● **Records for this exercise**

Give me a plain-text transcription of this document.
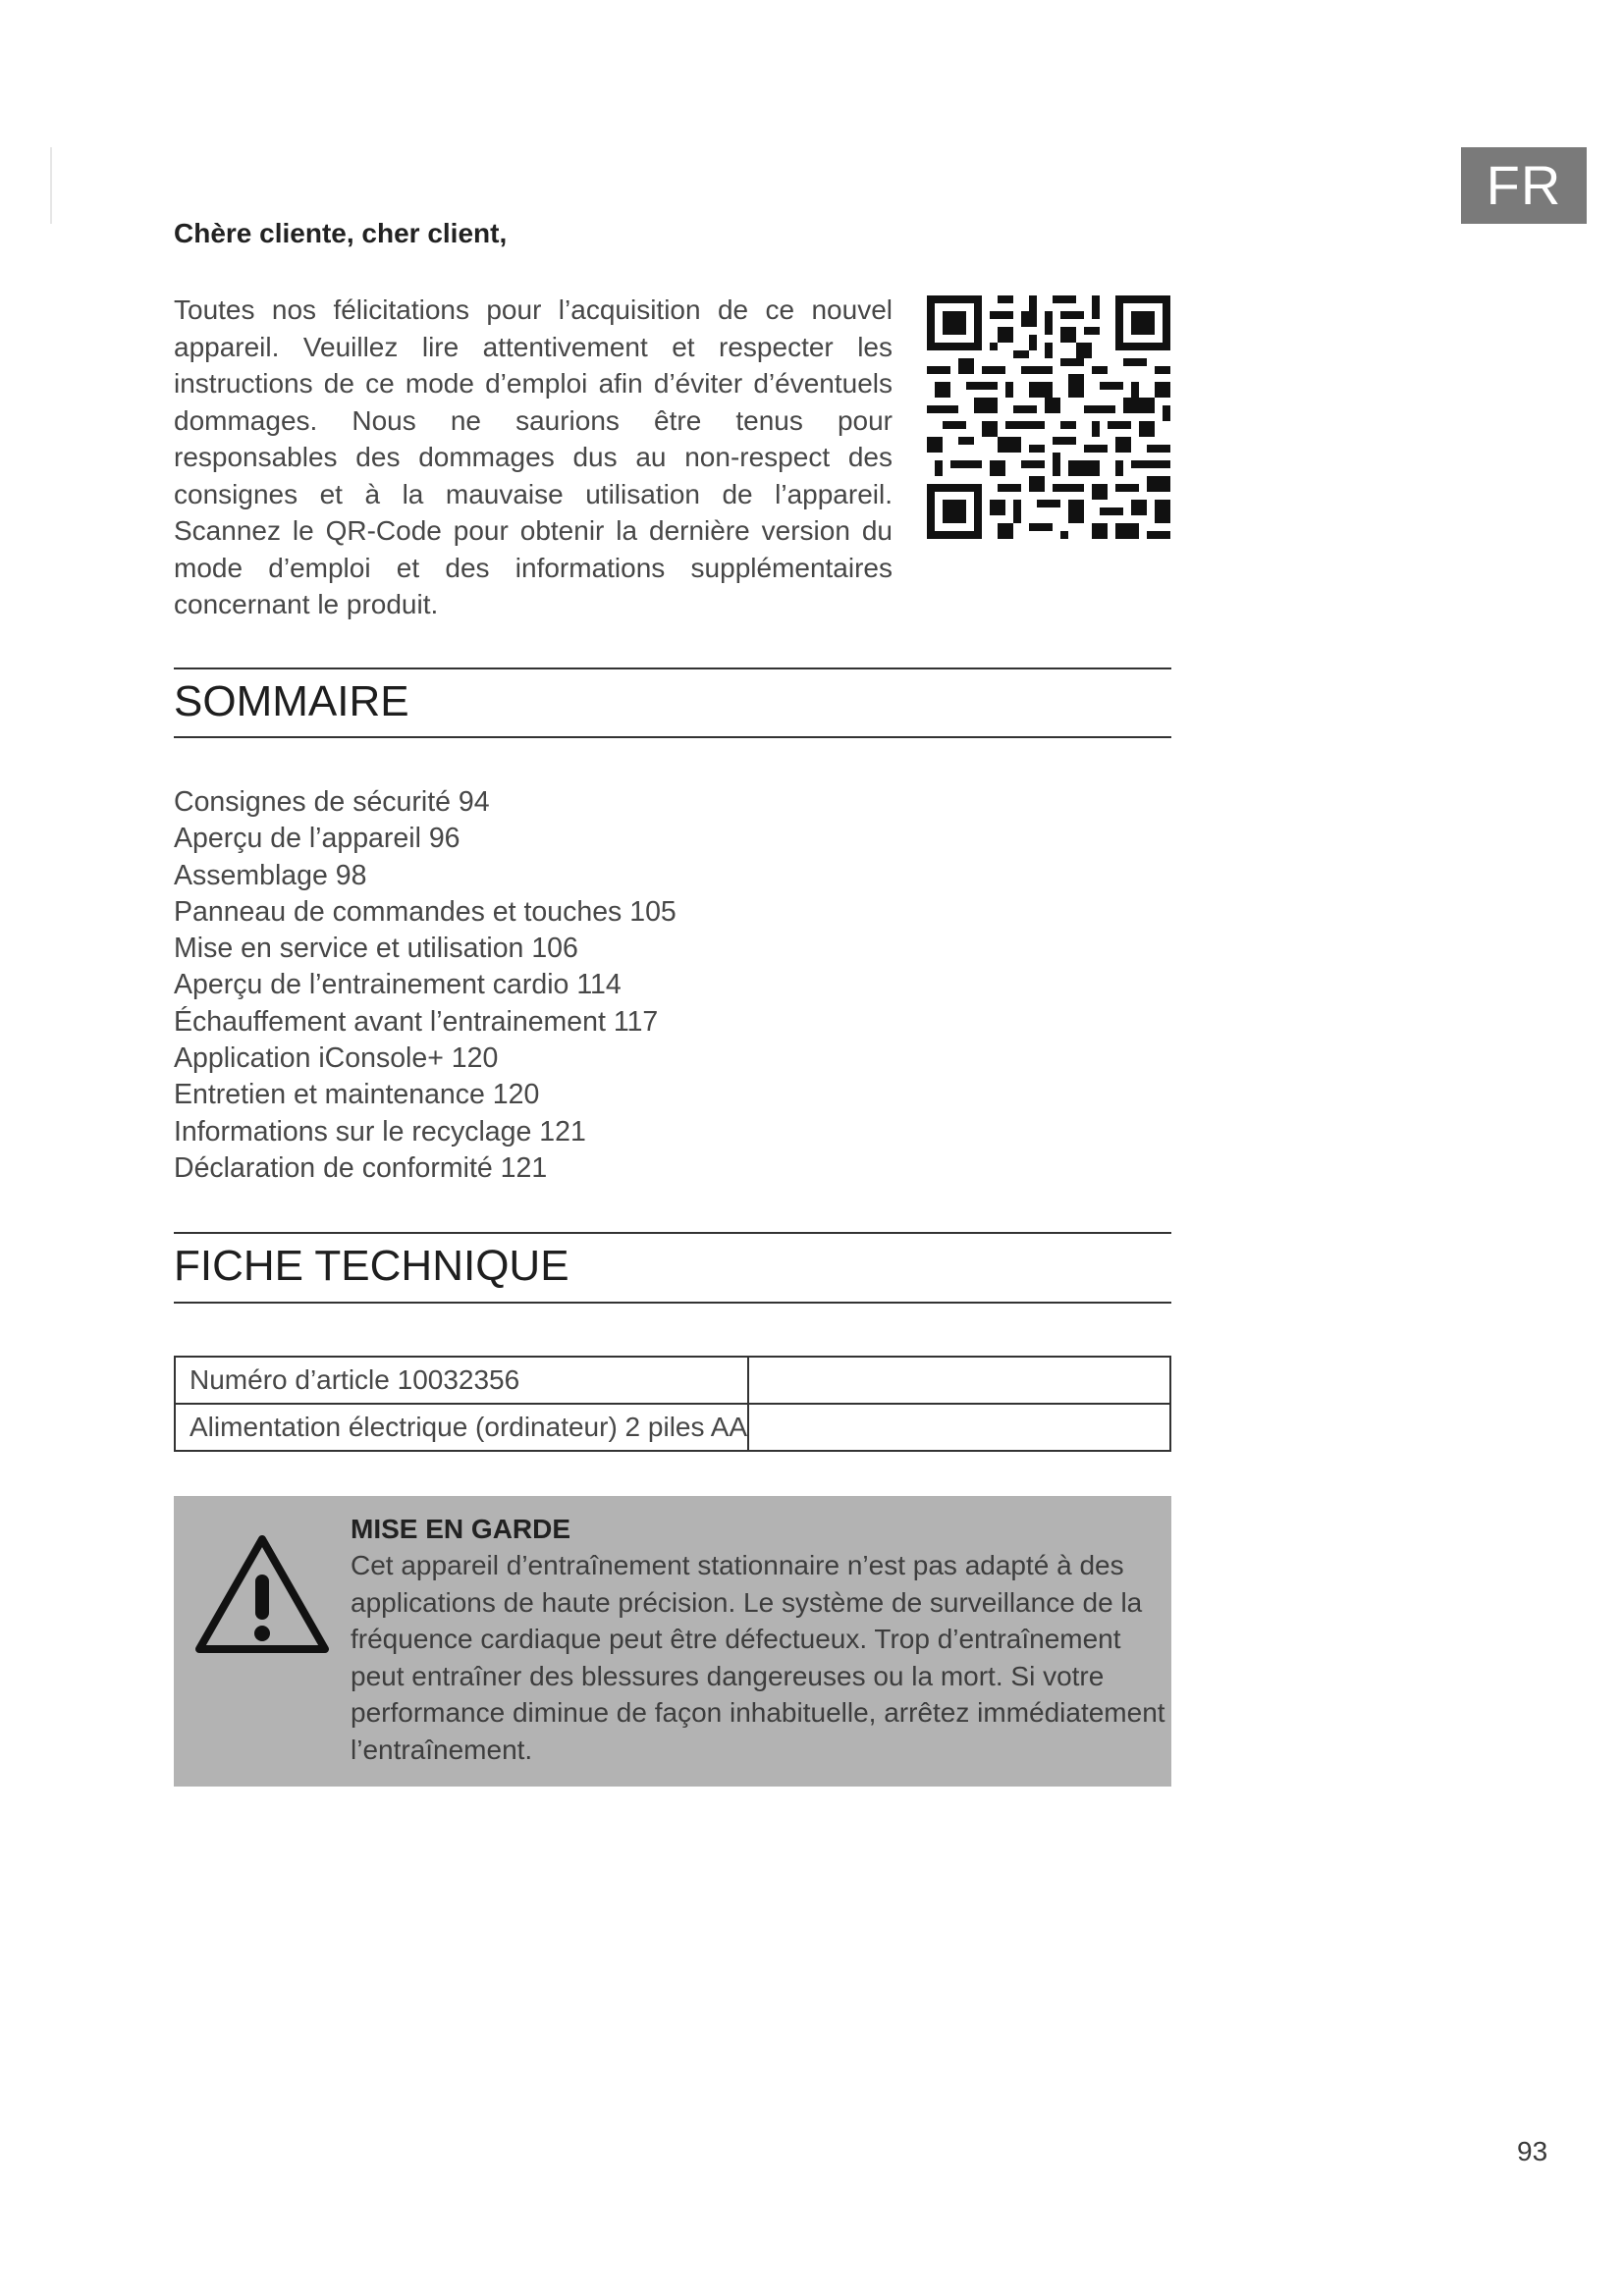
FR
Chère cliente, cher client,

Toutes nos félicitations pour l’acquisition de ce nouvel appareil. Veuillez lire attentivement et respecter les instructions de ce mode d’emploi afin d’éviter d’éventuels dommages. Nous ne saurions être tenus pour responsables des dommages dus au non-respect des consignes et à la mauvaise utilisation de l’appareil. Scannez le QR-Code pour obtenir la dernière version du mode d’emploi et des informations supplémentaires concernant le produit.

SOMMAIRE
Consignes de sécurité 94
Aperçu de l’appareil 96
Assemblage 98
Panneau de commandes et touches 105
Mise en service et utilisation 106
Aperçu de l’entrainement cardio 114
Échauffement avant l’entrainement 117
Application iConsole+ 120
Entretien et maintenance 120
Informations sur le recyclage 121
Déclaration de conformité 121
FICHE TECHNIQUE
Numéro d’article 10032356	
Alimentation électrique (ordinateur) 2 piles AA	
MISE EN GARDE

Cet appareil d’entraînement stationnaire n’est pas adapté à des applications de haute précision. Le système de surveillance de la fréquence cardiaque peut être défectueux. Trop d’entraînement peut entraîner des blessures dangereuses ou la mort. Si votre performance diminue de façon inhabituelle, arrêtez immédiatement l’entraînement.

93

● **Task brief**
Above are the records. Copy every line in them holding "appareil".

● **Output below**
Toutes nos félicitations pour l’acquisition de ce nouvel appareil. Veuillez lire attentivement et respecter les instructions de ce mode d’emploi afin d’éviter d’éventuels dommages. Nous ne saurions être tenus pour responsables des dommages dus au non-respect des consignes et à la mauvaise utilisation de l’appareil. Scannez le QR-Code pour obtenir la dernière version du mode d’emploi et des informations supplémentaires concernant le produit.
Aperçu de l’appareil 96
Cet appareil d’entraînement stationnaire n’est pas adapté à des applications de haute précision. Le système de surveillance de la fréquence cardiaque peut être défectueux. Trop d’entraînement peut entraîner des blessures dangereuses ou la mort. Si votre performance diminue de façon inhabituelle, arrêtez immédiatement l’entraînement.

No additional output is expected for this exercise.